(Records that describe figures)
..........
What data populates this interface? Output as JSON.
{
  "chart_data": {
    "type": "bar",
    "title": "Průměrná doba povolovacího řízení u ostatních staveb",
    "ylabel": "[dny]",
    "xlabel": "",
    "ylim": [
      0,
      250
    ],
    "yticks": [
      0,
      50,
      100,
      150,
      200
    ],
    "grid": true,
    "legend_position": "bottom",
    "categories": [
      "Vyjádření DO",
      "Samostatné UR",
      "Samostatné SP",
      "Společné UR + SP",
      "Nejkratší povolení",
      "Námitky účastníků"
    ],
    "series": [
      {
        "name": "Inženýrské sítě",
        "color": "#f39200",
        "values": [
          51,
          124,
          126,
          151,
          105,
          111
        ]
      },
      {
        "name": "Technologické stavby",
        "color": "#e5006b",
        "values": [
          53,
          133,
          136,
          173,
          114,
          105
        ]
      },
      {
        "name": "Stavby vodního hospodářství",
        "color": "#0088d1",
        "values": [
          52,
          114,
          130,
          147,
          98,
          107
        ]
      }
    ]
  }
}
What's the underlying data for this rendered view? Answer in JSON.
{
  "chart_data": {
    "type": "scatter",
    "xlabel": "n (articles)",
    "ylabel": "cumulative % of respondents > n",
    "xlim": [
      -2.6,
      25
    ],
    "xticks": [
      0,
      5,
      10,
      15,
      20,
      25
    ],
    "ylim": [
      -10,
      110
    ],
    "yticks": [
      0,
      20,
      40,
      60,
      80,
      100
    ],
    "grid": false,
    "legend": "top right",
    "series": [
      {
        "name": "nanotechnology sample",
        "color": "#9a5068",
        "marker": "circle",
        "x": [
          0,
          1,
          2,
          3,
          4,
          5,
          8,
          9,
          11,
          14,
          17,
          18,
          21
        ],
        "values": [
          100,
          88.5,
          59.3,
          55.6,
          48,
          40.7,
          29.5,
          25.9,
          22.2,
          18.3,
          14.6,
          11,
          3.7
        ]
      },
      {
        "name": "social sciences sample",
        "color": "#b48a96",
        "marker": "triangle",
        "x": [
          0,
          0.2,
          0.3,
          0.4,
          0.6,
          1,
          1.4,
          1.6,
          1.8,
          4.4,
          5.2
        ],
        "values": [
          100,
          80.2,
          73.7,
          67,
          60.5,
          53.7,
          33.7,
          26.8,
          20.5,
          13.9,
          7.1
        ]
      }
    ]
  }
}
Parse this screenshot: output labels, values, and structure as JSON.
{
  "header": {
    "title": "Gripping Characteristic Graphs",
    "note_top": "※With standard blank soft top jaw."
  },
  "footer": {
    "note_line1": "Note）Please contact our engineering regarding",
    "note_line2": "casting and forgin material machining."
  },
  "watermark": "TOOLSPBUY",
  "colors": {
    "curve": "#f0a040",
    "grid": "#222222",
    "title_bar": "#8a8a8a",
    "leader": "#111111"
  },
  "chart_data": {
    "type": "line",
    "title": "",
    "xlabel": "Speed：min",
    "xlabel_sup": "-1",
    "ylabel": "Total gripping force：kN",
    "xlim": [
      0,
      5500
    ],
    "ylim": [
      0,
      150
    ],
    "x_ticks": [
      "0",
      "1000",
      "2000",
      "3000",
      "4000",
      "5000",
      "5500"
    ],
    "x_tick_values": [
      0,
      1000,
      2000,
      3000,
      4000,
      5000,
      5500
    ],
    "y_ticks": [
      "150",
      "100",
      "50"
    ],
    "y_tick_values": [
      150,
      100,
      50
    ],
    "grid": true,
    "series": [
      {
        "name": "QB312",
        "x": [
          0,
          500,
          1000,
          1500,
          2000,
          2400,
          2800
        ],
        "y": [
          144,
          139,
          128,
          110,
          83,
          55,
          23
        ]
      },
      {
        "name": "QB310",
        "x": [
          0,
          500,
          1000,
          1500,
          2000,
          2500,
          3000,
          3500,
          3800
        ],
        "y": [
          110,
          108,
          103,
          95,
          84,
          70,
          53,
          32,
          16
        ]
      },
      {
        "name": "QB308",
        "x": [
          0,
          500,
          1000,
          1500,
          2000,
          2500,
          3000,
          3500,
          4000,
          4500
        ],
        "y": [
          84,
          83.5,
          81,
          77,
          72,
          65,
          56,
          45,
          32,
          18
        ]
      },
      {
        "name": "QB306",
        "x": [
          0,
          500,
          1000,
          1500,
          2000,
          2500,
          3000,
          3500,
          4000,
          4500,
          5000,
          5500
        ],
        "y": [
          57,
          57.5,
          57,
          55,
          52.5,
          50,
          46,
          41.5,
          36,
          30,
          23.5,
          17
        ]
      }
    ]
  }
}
..........
Reproduce the data shown above exactly.

### Response
What data populates this interface? Output as JSON.
{
  "chart_data": {
    "type": "bar",
    "title": "Průměrná doba povolovacího řízení u ostatních staveb",
    "ylabel": "[dny]",
    "xlabel": "",
    "ylim": [
      0,
      250
    ],
    "yticks": [
      0,
      50,
      100,
      150,
      200
    ],
    "grid": true,
    "legend_position": "bottom",
    "categories": [
      "Vyjádření DO",
      "Samostatné UR",
      "Samostatné SP",
      "Společné UR + SP",
      "Nejkratší povolení",
      "Námitky účastníků"
    ],
    "series": [
      {
        "name": "Inženýrské sítě",
        "color": "#f39200",
        "values": [
          51,
          124,
          126,
          151,
          105,
          111
        ]
      },
      {
        "name": "Technologické stavby",
        "color": "#e5006b",
        "values": [
          53,
          133,
          136,
          173,
          114,
          105
        ]
      },
      {
        "name": "Stavby vodního hospodářství",
        "color": "#0088d1",
        "values": [
          52,
          114,
          130,
          147,
          98,
          107
        ]
      }
    ]
  }
}
What's the underlying data for this rendered view? Answer in JSON.
{
  "chart_data": {
    "type": "scatter",
    "xlabel": "n (articles)",
    "ylabel": "cumulative % of respondents > n",
    "xlim": [
      -2.6,
      25
    ],
    "xticks": [
      0,
      5,
      10,
      15,
      20,
      25
    ],
    "ylim": [
      -10,
      110
    ],
    "yticks": [
      0,
      20,
      40,
      60,
      80,
      100
    ],
    "grid": false,
    "legend": "top right",
    "series": [
      {
        "name": "nanotechnology sample",
        "color": "#9a5068",
        "marker": "circle",
        "x": [
          0,
          1,
          2,
          3,
          4,
          5,
          8,
          9,
          11,
          14,
          17,
          18,
          21
        ],
        "values": [
          100,
          88.5,
          59.3,
          55.6,
          48,
          40.7,
          29.5,
          25.9,
          22.2,
          18.3,
          14.6,
          11,
          3.7
        ]
      },
      {
        "name": "social sciences sample",
        "color": "#b48a96",
        "marker": "triangle",
        "x": [
          0,
          0.2,
          0.3,
          0.4,
          0.6,
          1,
          1.4,
          1.6,
          1.8,
          4.4,
          5.2
        ],
        "values": [
          100,
          80.2,
          73.7,
          67,
          60.5,
          53.7,
          33.7,
          26.8,
          20.5,
          13.9,
          7.1
        ]
      }
    ]
  }
}
Parse this screenshot: output labels, values, and structure as JSON.
{
  "header": {
    "title": "Gripping Characteristic Graphs",
    "note_top": "※With standard blank soft top jaw."
  },
  "footer": {
    "note_line1": "Note）Please contact our engineering regarding",
    "note_line2": "casting and forgin material machining."
  },
  "watermark": "TOOLSPBUY",
  "colors": {
    "curve": "#f0a040",
    "grid": "#222222",
    "title_bar": "#8a8a8a",
    "leader": "#111111"
  },
  "chart_data": {
    "type": "line",
    "title": "",
    "xlabel": "Speed：min",
    "xlabel_sup": "-1",
    "ylabel": "Total gripping force：kN",
    "xlim": [
      0,
      5500
    ],
    "ylim": [
      0,
      150
    ],
    "x_ticks": [
      "0",
      "1000",
      "2000",
      "3000",
      "4000",
      "5000",
      "5500"
    ],
    "x_tick_values": [
      0,
      1000,
      2000,
      3000,
      4000,
      5000,
      5500
    ],
    "y_ticks": [
      "150",
      "100",
      "50"
    ],
    "y_tick_values": [
      150,
      100,
      50
    ],
    "grid": true,
    "series": [
      {
        "name": "QB312",
        "x": [
          0,
          500,
          1000,
          1500,
          2000,
          2400,
          2800
        ],
        "y": [
          144,
          139,
          128,
          110,
          83,
          55,
          23
        ]
      },
      {
        "name": "QB310",
        "x": [
          0,
          500,
          1000,
          1500,
          2000,
          2500,
          3000,
          3500,
          3800
        ],
        "y": [
          110,
          108,
          103,
          95,
          84,
          70,
          53,
          32,
          16
        ]
      },
      {
        "name": "QB308",
        "x": [
          0,
          500,
          1000,
          1500,
          2000,
          2500,
          3000,
          3500,
          4000,
          4500
        ],
        "y": [
          84,
          83.5,
          81,
          77,
          72,
          65,
          56,
          45,
          32,
          18
        ]
      },
      {
        "name": "QB306",
        "x": [
          0,
          500,
          1000,
          1500,
          2000,
          2500,
          3000,
          3500,
          4000,
          4500,
          5000,
          5500
        ],
        "y": [
          57,
          57.5,
          57,
          55,
          52.5,
          50,
          46,
          41.5,
          36,
          30,
          23.5,
          17
        ]
      }
    ]
  }
}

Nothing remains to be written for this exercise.